Supplied data>
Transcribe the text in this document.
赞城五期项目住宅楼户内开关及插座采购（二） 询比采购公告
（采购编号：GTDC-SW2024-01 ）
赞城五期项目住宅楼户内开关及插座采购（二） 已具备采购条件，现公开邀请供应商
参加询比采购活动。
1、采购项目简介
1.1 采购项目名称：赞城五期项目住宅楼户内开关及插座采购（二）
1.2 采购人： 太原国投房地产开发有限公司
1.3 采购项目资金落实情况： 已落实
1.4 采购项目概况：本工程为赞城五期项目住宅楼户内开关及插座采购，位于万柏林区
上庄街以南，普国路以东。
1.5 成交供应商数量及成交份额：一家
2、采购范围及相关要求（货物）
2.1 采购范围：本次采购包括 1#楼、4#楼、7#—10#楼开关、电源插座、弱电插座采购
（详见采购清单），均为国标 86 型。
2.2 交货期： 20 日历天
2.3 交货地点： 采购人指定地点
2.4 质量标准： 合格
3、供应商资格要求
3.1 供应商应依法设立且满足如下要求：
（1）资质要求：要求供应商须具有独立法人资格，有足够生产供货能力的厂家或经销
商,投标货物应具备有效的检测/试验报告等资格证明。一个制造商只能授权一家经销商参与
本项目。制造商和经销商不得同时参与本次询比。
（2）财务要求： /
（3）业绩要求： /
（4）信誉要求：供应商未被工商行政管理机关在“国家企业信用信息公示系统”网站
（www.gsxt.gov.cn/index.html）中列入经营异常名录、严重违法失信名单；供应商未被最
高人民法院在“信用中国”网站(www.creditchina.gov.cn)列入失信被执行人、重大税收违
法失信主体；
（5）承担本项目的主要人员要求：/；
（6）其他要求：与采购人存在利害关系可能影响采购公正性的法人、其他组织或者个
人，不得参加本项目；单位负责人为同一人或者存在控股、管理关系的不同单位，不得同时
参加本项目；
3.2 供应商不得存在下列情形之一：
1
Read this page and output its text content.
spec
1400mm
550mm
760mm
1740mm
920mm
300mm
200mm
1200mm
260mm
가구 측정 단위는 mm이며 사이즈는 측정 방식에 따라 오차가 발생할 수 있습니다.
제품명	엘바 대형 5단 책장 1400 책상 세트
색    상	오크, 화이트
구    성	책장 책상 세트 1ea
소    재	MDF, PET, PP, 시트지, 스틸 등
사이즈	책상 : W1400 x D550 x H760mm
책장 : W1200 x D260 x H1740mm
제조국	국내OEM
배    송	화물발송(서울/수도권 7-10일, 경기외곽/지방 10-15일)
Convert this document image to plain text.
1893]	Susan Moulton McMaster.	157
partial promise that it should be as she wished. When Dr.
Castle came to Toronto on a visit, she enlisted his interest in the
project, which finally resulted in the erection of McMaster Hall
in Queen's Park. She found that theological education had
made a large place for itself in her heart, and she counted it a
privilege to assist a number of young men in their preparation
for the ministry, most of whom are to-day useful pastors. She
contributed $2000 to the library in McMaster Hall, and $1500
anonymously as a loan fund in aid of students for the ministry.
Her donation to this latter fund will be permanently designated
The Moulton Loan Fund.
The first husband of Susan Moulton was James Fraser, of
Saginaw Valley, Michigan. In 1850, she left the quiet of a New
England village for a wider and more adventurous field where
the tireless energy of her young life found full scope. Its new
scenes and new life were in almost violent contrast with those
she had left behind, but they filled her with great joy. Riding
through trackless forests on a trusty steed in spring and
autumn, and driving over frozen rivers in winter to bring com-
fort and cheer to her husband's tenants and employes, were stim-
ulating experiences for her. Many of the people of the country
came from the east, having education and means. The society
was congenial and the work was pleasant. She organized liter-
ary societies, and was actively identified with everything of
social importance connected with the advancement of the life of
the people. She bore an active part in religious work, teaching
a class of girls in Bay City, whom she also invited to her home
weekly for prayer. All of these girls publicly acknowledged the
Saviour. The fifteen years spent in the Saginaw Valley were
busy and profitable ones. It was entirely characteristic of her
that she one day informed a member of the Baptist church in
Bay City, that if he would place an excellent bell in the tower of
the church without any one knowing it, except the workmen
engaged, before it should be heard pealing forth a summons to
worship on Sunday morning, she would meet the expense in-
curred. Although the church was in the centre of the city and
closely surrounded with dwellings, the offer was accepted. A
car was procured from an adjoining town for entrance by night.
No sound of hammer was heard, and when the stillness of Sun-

Work to be completed>
Write out every line of the entries that holds the word "document".

The output>
Transcribe the text in this document.
Convert this document image to plain text.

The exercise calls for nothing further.